* TASK TO CARRY OUT:
Give back all the data exactly, line by line.

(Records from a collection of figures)
Begin
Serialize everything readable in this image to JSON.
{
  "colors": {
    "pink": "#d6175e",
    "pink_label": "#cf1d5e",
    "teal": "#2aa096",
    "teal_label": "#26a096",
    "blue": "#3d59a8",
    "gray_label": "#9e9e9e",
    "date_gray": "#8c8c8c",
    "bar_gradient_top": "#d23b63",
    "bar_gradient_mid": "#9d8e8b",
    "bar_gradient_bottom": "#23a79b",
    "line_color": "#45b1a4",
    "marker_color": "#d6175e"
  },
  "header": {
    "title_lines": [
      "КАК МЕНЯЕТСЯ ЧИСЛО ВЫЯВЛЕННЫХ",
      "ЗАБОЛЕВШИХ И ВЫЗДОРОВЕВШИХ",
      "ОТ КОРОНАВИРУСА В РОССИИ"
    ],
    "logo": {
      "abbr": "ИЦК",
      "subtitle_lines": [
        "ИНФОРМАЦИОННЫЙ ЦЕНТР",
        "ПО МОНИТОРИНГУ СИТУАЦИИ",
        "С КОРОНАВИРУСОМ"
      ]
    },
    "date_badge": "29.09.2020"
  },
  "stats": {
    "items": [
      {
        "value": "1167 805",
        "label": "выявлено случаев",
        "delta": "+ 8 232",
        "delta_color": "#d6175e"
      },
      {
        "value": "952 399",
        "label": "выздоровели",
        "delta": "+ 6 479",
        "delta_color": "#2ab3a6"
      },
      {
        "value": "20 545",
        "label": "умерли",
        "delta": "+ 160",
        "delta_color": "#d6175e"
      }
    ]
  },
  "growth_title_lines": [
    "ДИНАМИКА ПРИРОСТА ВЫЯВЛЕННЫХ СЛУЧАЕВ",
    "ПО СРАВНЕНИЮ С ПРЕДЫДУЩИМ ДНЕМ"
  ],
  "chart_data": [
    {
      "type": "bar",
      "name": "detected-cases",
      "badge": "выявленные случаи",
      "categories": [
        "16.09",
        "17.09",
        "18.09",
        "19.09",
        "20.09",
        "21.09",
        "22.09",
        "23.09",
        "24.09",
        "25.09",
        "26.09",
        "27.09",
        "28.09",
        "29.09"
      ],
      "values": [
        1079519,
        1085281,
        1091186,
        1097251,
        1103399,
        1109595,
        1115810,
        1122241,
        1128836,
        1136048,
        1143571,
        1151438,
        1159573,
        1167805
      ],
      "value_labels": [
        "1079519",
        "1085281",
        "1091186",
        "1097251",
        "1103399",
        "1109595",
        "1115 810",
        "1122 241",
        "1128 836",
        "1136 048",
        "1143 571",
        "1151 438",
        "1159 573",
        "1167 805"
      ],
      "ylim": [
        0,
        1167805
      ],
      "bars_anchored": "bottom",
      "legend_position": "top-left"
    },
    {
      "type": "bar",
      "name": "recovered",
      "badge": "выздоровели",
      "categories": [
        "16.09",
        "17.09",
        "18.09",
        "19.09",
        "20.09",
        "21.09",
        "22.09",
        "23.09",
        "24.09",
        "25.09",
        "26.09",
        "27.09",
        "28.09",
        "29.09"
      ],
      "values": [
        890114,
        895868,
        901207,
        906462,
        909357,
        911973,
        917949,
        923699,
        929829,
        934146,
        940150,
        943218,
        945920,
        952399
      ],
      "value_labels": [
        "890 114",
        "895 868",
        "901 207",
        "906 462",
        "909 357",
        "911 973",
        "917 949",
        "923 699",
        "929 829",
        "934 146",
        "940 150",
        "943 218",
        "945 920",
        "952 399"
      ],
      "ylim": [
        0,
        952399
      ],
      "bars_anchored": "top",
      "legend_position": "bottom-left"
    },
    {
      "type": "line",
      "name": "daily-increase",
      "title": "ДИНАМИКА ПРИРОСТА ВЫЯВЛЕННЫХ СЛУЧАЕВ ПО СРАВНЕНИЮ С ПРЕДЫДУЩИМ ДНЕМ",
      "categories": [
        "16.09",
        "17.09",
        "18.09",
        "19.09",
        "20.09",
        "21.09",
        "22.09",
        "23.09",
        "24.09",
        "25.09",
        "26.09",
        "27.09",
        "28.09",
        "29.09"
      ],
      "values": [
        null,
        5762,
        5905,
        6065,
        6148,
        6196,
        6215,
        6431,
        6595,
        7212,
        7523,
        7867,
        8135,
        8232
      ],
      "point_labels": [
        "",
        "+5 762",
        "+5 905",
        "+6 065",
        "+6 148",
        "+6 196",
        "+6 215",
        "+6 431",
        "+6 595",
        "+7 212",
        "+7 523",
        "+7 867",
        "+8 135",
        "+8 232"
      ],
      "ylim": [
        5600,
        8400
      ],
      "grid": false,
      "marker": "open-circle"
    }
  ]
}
End
* CORRECT OUTPUT:
Serialize everything readable in this image to JSON.
{
  "colors": {
    "pink": "#d6175e",
    "pink_label": "#cf1d5e",
    "teal": "#2aa096",
    "teal_label": "#26a096",
    "blue": "#3d59a8",
    "gray_label": "#9e9e9e",
    "date_gray": "#8c8c8c",
    "bar_gradient_top": "#d23b63",
    "bar_gradient_mid": "#9d8e8b",
    "bar_gradient_bottom": "#23a79b",
    "line_color": "#45b1a4",
    "marker_color": "#d6175e"
  },
  "header": {
    "title_lines": [
      "КАК МЕНЯЕТСЯ ЧИСЛО ВЫЯВЛЕННЫХ",
      "ЗАБОЛЕВШИХ И ВЫЗДОРОВЕВШИХ",
      "ОТ КОРОНАВИРУСА В РОССИИ"
    ],
    "logo": {
      "abbr": "ИЦК",
      "subtitle_lines": [
        "ИНФОРМАЦИОННЫЙ ЦЕНТР",
        "ПО МОНИТОРИНГУ СИТУАЦИИ",
        "С КОРОНАВИРУСОМ"
      ]
    },
    "date_badge": "29.09.2020"
  },
  "stats": {
    "items": [
      {
        "value": "1167 805",
        "label": "выявлено случаев",
        "delta": "+ 8 232",
        "delta_color": "#d6175e"
      },
      {
        "value": "952 399",
        "label": "выздоровели",
        "delta": "+ 6 479",
        "delta_color": "#2ab3a6"
      },
      {
        "value": "20 545",
        "label": "умерли",
        "delta": "+ 160",
        "delta_color": "#d6175e"
      }
    ]
  },
  "growth_title_lines": [
    "ДИНАМИКА ПРИРОСТА ВЫЯВЛЕННЫХ СЛУЧАЕВ",
    "ПО СРАВНЕНИЮ С ПРЕДЫДУЩИМ ДНЕМ"
  ],
  "chart_data": [
    {
      "type": "bar",
      "name": "detected-cases",
      "badge": "выявленные случаи",
      "categories": [
        "16.09",
        "17.09",
        "18.09",
        "19.09",
        "20.09",
        "21.09",
        "22.09",
        "23.09",
        "24.09",
        "25.09",
        "26.09",
        "27.09",
        "28.09",
        "29.09"
      ],
      "values": [
        1079519,
        1085281,
        1091186,
        1097251,
        1103399,
        1109595,
        1115810,
        1122241,
        1128836,
        1136048,
        1143571,
        1151438,
        1159573,
        1167805
      ],
      "value_labels": [
        "1079519",
        "1085281",
        "1091186",
        "1097251",
        "1103399",
        "1109595",
        "1115 810",
        "1122 241",
        "1128 836",
        "1136 048",
        "1143 571",
        "1151 438",
        "1159 573",
        "1167 805"
      ],
      "ylim": [
        0,
        1167805
      ],
      "bars_anchored": "bottom",
      "legend_position": "top-left"
    },
    {
      "type": "bar",
      "name": "recovered",
      "badge": "выздоровели",
      "categories": [
        "16.09",
        "17.09",
        "18.09",
        "19.09",
        "20.09",
        "21.09",
        "22.09",
        "23.09",
        "24.09",
        "25.09",
        "26.09",
        "27.09",
        "28.09",
        "29.09"
      ],
      "values": [
        890114,
        895868,
        901207,
        906462,
        909357,
        911973,
        917949,
        923699,
        929829,
        934146,
        940150,
        943218,
        945920,
        952399
      ],
      "value_labels": [
        "890 114",
        "895 868",
        "901 207",
        "906 462",
        "909 357",
        "911 973",
        "917 949",
        "923 699",
        "929 829",
        "934 146",
        "940 150",
        "943 218",
        "945 920",
        "952 399"
      ],
      "ylim": [
        0,
        952399
      ],
      "bars_anchored": "top",
      "legend_position": "bottom-left"
    },
    {
      "type": "line",
      "name": "daily-increase",
      "title": "ДИНАМИКА ПРИРОСТА ВЫЯВЛЕННЫХ СЛУЧАЕВ ПО СРАВНЕНИЮ С ПРЕДЫДУЩИМ ДНЕМ",
      "categories": [
        "16.09",
        "17.09",
        "18.09",
        "19.09",
        "20.09",
        "21.09",
        "22.09",
        "23.09",
        "24.09",
        "25.09",
        "26.09",
        "27.09",
        "28.09",
        "29.09"
      ],
      "values": [
        null,
        5762,
        5905,
        6065,
        6148,
        6196,
        6215,
        6431,
        6595,
        7212,
        7523,
        7867,
        8135,
        8232
      ],
      "point_labels": [
        "",
        "+5 762",
        "+5 905",
        "+6 065",
        "+6 148",
        "+6 196",
        "+6 215",
        "+6 431",
        "+6 595",
        "+7 212",
        "+7 523",
        "+7 867",
        "+8 135",
        "+8 232"
      ],
      "ylim": [
        5600,
        8400
      ],
      "grid": false,
      "marker": "open-circle"
    }
  ]
}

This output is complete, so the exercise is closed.